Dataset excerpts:

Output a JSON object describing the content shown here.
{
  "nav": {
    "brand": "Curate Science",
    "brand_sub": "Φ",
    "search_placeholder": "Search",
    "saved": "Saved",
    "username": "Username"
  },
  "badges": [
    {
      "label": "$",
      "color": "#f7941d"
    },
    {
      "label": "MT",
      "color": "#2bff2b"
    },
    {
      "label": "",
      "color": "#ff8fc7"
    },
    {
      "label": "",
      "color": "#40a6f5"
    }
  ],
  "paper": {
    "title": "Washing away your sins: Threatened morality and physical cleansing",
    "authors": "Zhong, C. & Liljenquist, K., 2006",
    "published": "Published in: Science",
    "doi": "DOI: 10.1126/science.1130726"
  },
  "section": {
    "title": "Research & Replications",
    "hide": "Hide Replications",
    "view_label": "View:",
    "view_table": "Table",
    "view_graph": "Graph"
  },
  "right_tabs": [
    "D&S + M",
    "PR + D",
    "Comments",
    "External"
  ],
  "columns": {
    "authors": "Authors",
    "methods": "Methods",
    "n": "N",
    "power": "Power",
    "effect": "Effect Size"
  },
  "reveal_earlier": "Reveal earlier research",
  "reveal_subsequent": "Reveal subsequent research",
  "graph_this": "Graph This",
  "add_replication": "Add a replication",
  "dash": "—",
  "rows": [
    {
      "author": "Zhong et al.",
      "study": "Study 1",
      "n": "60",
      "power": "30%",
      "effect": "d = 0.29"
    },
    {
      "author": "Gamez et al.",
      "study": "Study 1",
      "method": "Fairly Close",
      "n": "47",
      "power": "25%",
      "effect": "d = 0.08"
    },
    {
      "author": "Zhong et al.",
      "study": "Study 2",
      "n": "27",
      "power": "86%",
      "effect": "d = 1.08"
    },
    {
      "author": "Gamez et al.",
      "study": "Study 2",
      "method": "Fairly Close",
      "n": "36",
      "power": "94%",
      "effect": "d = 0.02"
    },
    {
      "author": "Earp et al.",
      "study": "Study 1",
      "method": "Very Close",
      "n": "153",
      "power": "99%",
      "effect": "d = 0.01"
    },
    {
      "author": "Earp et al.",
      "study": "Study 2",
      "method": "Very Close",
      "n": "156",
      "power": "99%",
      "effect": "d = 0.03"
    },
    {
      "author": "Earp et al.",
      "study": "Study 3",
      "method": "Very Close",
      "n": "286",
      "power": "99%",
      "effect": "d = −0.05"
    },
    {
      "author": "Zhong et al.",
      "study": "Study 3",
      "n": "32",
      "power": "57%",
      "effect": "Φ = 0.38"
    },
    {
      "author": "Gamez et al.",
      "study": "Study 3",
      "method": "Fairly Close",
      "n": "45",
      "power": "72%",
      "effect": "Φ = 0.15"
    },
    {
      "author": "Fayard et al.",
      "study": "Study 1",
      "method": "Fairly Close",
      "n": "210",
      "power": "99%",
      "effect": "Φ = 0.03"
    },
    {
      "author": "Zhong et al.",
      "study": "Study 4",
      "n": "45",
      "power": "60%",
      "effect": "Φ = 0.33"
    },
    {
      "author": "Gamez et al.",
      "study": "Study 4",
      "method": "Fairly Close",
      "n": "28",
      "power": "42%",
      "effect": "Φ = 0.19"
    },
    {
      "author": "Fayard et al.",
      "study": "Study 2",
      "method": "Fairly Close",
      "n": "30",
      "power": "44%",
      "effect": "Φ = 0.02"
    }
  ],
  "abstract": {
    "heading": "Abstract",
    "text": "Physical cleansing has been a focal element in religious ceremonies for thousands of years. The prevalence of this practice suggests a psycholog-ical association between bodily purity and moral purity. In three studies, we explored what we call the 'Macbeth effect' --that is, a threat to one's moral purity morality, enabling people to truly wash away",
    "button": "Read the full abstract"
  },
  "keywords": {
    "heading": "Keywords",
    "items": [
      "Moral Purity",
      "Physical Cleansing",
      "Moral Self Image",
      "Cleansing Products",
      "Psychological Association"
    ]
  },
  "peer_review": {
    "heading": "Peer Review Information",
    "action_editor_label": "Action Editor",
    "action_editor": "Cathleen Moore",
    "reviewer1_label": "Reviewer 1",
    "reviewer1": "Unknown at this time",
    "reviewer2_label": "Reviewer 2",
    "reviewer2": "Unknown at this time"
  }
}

WHAT THE EXERCISE ASKS: Copy out every line of the data above, exactly as given.

THE RESULT:
Output a JSON object describing the content shown here.
{
  "nav": {
    "brand": "Curate Science",
    "brand_sub": "Φ",
    "search_placeholder": "Search",
    "saved": "Saved",
    "username": "Username"
  },
  "badges": [
    {
      "label": "$",
      "color": "#f7941d"
    },
    {
      "label": "MT",
      "color": "#2bff2b"
    },
    {
      "label": "",
      "color": "#ff8fc7"
    },
    {
      "label": "",
      "color": "#40a6f5"
    }
  ],
  "paper": {
    "title": "Washing away your sins: Threatened morality and physical cleansing",
    "authors": "Zhong, C. & Liljenquist, K., 2006",
    "published": "Published in: Science",
    "doi": "DOI: 10.1126/science.1130726"
  },
  "section": {
    "title": "Research & Replications",
    "hide": "Hide Replications",
    "view_label": "View:",
    "view_table": "Table",
    "view_graph": "Graph"
  },
  "right_tabs": [
    "D&S + M",
    "PR + D",
    "Comments",
    "External"
  ],
  "columns": {
    "authors": "Authors",
    "methods": "Methods",
    "n": "N",
    "power": "Power",
    "effect": "Effect Size"
  },
  "reveal_earlier": "Reveal earlier research",
  "reveal_subsequent": "Reveal subsequent research",
  "graph_this": "Graph This",
  "add_replication": "Add a replication",
  "dash": "—",
  "rows": [
    {
      "author": "Zhong et al.",
      "study": "Study 1",
      "n": "60",
      "power": "30%",
      "effect": "d = 0.29"
    },
    {
      "author": "Gamez et al.",
      "study": "Study 1",
      "method": "Fairly Close",
      "n": "47",
      "power": "25%",
      "effect": "d = 0.08"
    },
    {
      "author": "Zhong et al.",
      "study": "Study 2",
      "n": "27",
      "power": "86%",
      "effect": "d = 1.08"
    },
    {
      "author": "Gamez et al.",
      "study": "Study 2",
      "method": "Fairly Close",
      "n": "36",
      "power": "94%",
      "effect": "d = 0.02"
    },
    {
      "author": "Earp et al.",
      "study": "Study 1",
      "method": "Very Close",
      "n": "153",
      "power": "99%",
      "effect": "d = 0.01"
    },
    {
      "author": "Earp et al.",
      "study": "Study 2",
      "method": "Very Close",
      "n": "156",
      "power": "99%",
      "effect": "d = 0.03"
    },
    {
      "author": "Earp et al.",
      "study": "Study 3",
      "method": "Very Close",
      "n": "286",
      "power": "99%",
      "effect": "d = −0.05"
    },
    {
      "author": "Zhong et al.",
      "study": "Study 3",
      "n": "32",
      "power": "57%",
      "effect": "Φ = 0.38"
    },
    {
      "author": "Gamez et al.",
      "study": "Study 3",
      "method": "Fairly Close",
      "n": "45",
      "power": "72%",
      "effect": "Φ = 0.15"
    },
    {
      "author": "Fayard et al.",
      "study": "Study 1",
      "method": "Fairly Close",
      "n": "210",
      "power": "99%",
      "effect": "Φ = 0.03"
    },
    {
      "author": "Zhong et al.",
      "study": "Study 4",
      "n": "45",
      "power": "60%",
      "effect": "Φ = 0.33"
    },
    {
      "author": "Gamez et al.",
      "study": "Study 4",
      "method": "Fairly Close",
      "n": "28",
      "power": "42%",
      "effect": "Φ = 0.19"
    },
    {
      "author": "Fayard et al.",
      "study": "Study 2",
      "method": "Fairly Close",
      "n": "30",
      "power": "44%",
      "effect": "Φ = 0.02"
    }
  ],
  "abstract": {
    "heading": "Abstract",
    "text": "Physical cleansing has been a focal element in religious ceremonies for thousands of years. The prevalence of this practice suggests a psycholog-ical association between bodily purity and moral purity. In three studies, we explored what we call the 'Macbeth effect' --that is, a threat to one's moral purity morality, enabling people to truly wash away",
    "button": "Read the full abstract"
  },
  "keywords": {
    "heading": "Keywords",
    "items": [
      "Moral Purity",
      "Physical Cleansing",
      "Moral Self Image",
      "Cleansing Products",
      "Psychological Association"
    ]
  },
  "peer_review": {
    "heading": "Peer Review Information",
    "action_editor_label": "Action Editor",
    "action_editor": "Cathleen Moore",
    "reviewer1_label": "Reviewer 1",
    "reviewer1": "Unknown at this time",
    "reviewer2_label": "Reviewer 2",
    "reviewer2": "Unknown at this time"
  }
}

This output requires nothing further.